START

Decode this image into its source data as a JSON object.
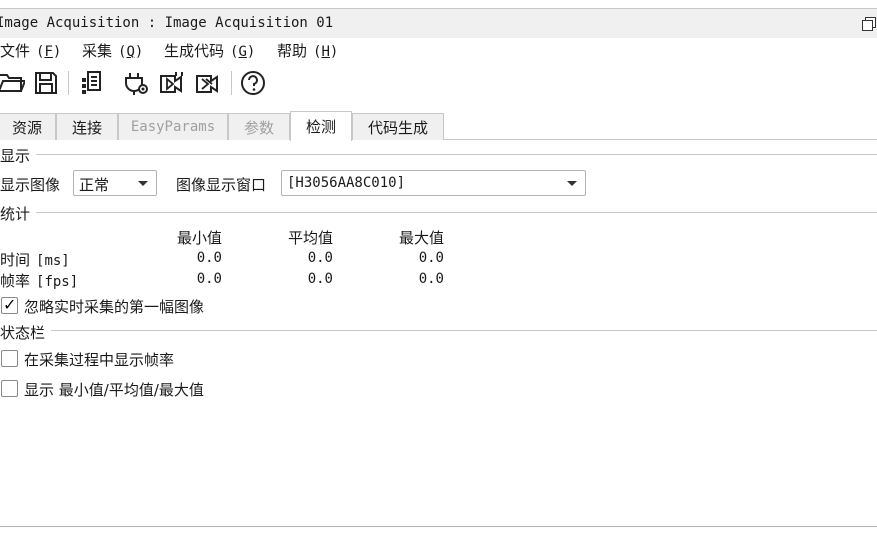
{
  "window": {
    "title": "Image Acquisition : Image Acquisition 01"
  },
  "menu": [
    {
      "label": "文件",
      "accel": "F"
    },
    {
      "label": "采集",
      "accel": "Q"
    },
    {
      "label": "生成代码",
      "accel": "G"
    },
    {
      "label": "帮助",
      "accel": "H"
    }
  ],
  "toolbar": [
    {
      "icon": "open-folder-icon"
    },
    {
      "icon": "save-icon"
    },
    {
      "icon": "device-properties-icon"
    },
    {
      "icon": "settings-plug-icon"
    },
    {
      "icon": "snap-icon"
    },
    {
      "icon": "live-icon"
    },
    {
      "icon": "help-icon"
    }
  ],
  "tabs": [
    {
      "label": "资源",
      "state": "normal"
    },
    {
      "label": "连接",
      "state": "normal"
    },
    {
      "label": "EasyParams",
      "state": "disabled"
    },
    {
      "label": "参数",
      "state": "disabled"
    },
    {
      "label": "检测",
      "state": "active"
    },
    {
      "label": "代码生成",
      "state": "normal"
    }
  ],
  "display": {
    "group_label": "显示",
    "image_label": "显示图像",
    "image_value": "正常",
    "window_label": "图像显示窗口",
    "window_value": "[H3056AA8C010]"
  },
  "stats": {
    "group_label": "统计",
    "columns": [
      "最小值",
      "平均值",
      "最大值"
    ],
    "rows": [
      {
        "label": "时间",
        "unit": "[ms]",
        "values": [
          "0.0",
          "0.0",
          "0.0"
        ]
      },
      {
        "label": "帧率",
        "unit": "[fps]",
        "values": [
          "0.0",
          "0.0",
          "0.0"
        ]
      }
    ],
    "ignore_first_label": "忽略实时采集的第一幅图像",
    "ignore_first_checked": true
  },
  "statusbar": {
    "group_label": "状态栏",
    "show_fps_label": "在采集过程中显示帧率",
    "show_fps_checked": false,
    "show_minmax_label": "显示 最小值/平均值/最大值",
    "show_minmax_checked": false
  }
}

END

> _DIRECTION_:
Each line with the string "false" in it needs to be found and copied.

> _TASK OUTPUT_:
    "show_fps_checked": false,
    "show_minmax_checked": false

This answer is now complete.